● **Task prompt**: Starting at the line that contains "Decode this image" and stopping at the line that contains "Parse this screenshot: output", transcribe every line of the material below exactly; pictures stay out.

Lines of data
****************************************

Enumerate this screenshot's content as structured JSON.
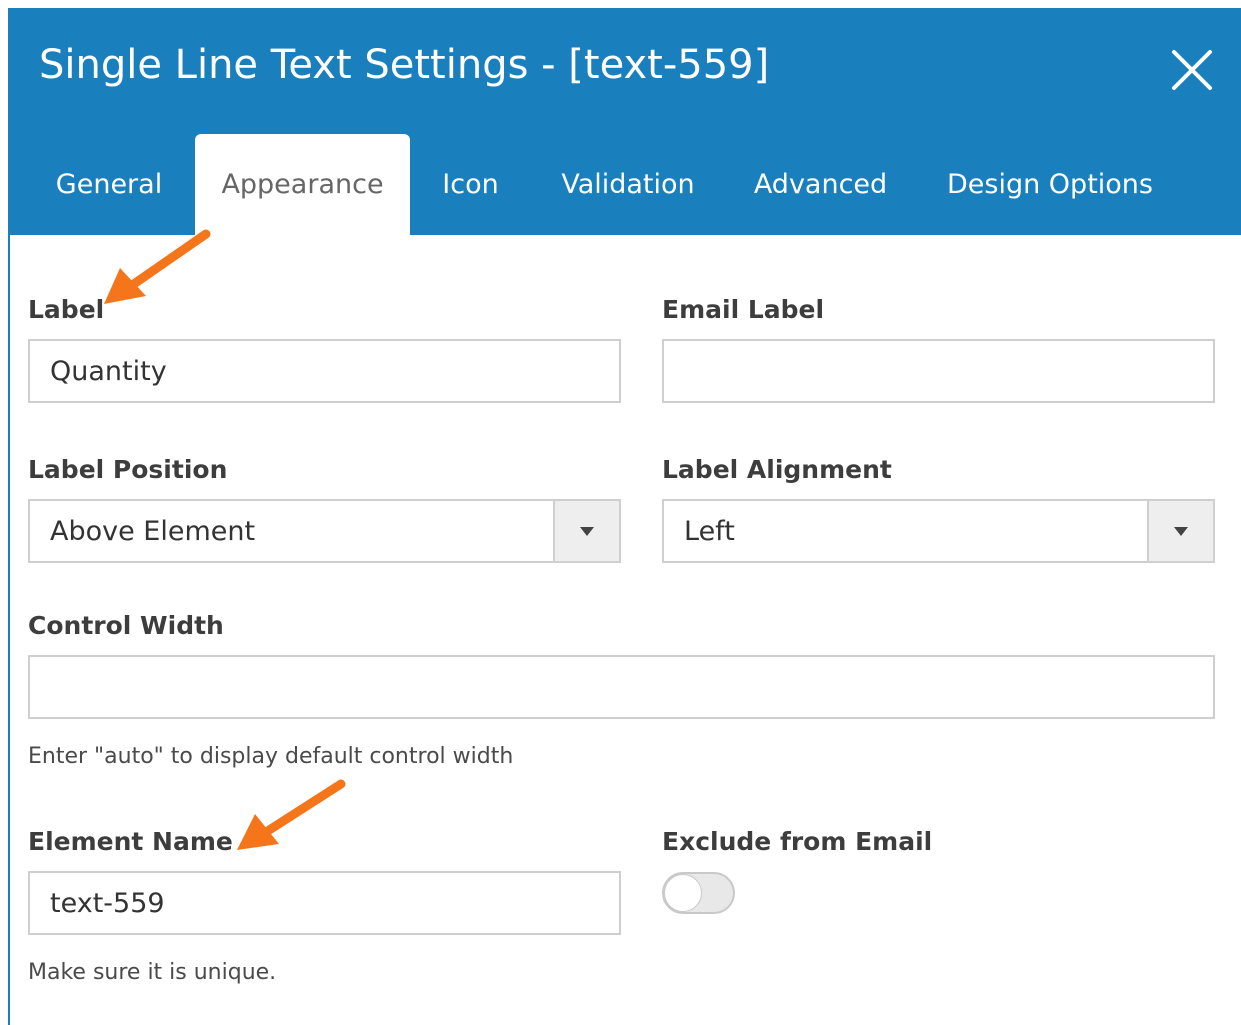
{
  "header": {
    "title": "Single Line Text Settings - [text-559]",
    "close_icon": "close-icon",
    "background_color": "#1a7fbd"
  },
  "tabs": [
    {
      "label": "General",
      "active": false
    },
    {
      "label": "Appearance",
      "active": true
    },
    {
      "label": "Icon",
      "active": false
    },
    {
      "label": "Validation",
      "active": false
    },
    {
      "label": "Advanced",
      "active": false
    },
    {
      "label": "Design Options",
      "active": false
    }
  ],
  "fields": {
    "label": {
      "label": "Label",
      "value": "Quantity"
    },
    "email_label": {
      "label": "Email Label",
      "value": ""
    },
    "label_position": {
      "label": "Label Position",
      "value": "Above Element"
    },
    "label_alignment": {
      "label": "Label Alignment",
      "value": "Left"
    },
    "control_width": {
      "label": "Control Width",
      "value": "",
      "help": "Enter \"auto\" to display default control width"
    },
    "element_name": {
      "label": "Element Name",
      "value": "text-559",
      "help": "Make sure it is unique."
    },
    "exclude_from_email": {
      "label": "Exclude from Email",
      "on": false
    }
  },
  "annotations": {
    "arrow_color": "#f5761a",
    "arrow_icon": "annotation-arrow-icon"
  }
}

****************************************

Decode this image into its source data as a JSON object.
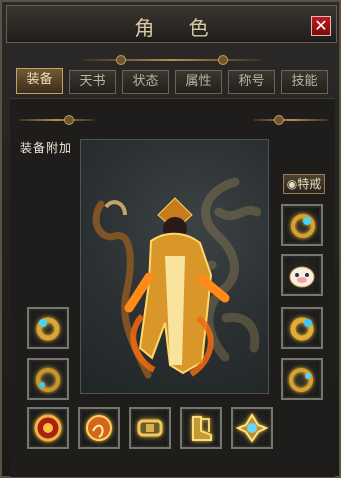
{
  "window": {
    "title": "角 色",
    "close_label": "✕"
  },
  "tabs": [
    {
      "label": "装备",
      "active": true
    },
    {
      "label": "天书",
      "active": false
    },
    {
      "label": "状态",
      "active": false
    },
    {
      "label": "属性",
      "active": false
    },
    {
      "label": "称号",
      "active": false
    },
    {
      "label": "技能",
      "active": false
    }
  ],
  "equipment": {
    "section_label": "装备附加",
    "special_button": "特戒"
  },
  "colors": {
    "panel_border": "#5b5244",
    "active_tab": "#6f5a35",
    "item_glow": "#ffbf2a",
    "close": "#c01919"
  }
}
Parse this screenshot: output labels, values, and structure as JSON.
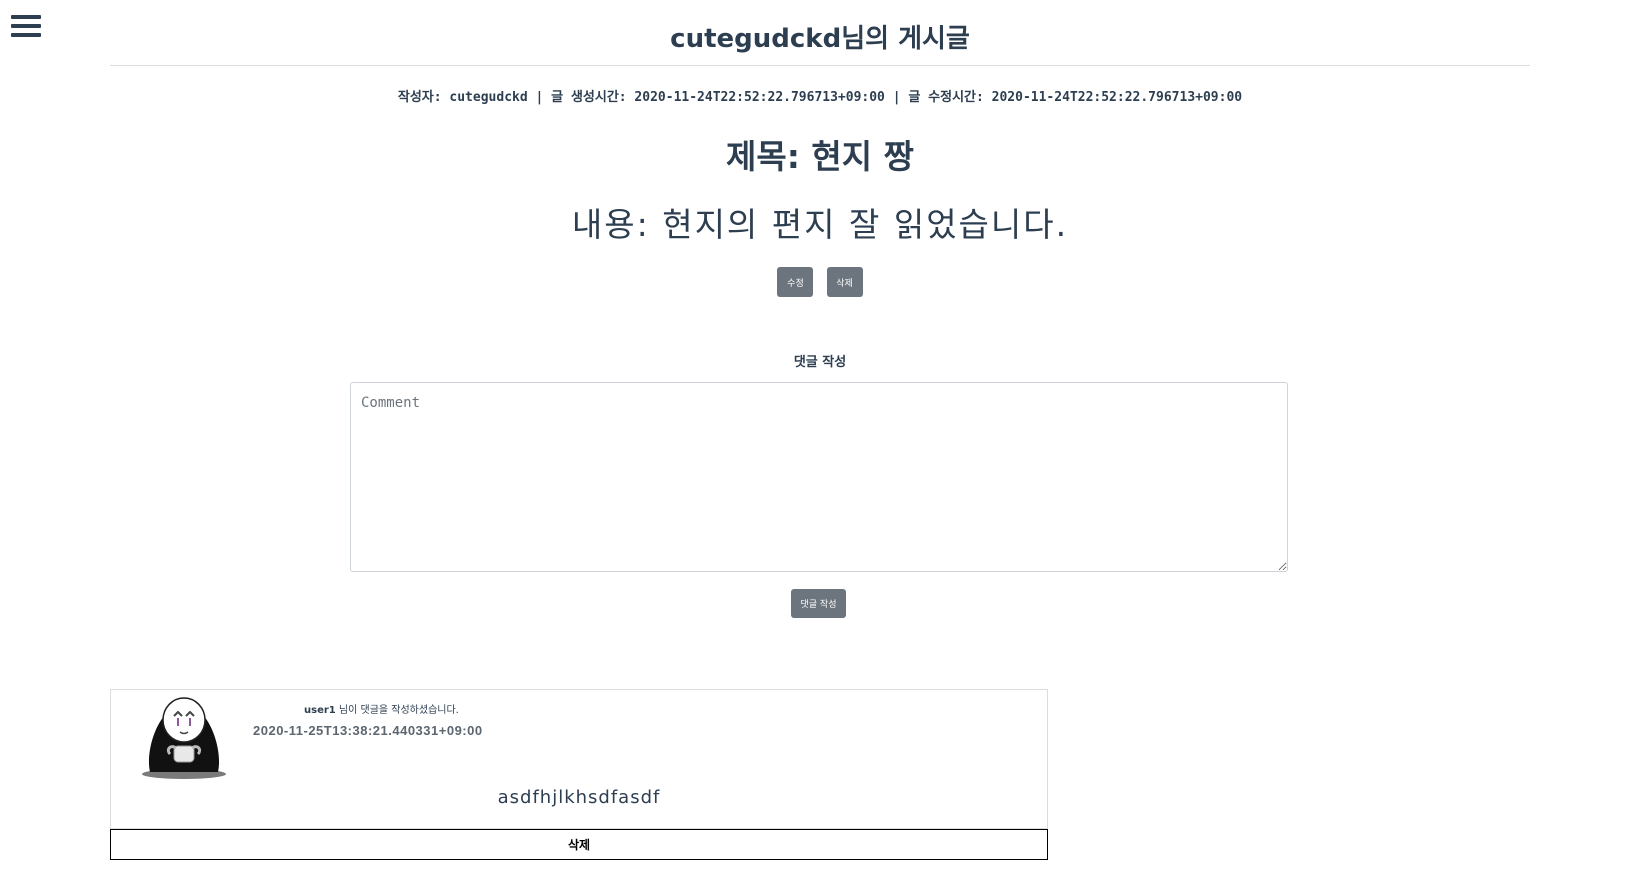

****************************************

● **Answer to this problem**:
Decode this image into its source data as a JSON object.
{
  "window": {
    "title": "角 色",
    "close_label": "✕"
  },
  "tabs": [
    {
      "label": "装备",
      "active": true
    },
    {
      "label": "天书",
      "active": false
    },
    {
      "label": "状态",
      "active": false
    },
    {
      "label": "属性",
      "active": false
    },
    {
      "label": "称号",
      "active": false
    },
    {
      "label": "技能",
      "active": false
    }
  ],
  "equipment": {
    "section_label": "装备附加",
    "special_button": "特戒"
  },
  "colors": {
    "panel_border": "#5b5244",
    "active_tab": "#6f5a35",
    "item_glow": "#ffbf2a",
    "close": "#c01919"
  }
}
Parse this screenshot: output labels, values, and structure as JSON.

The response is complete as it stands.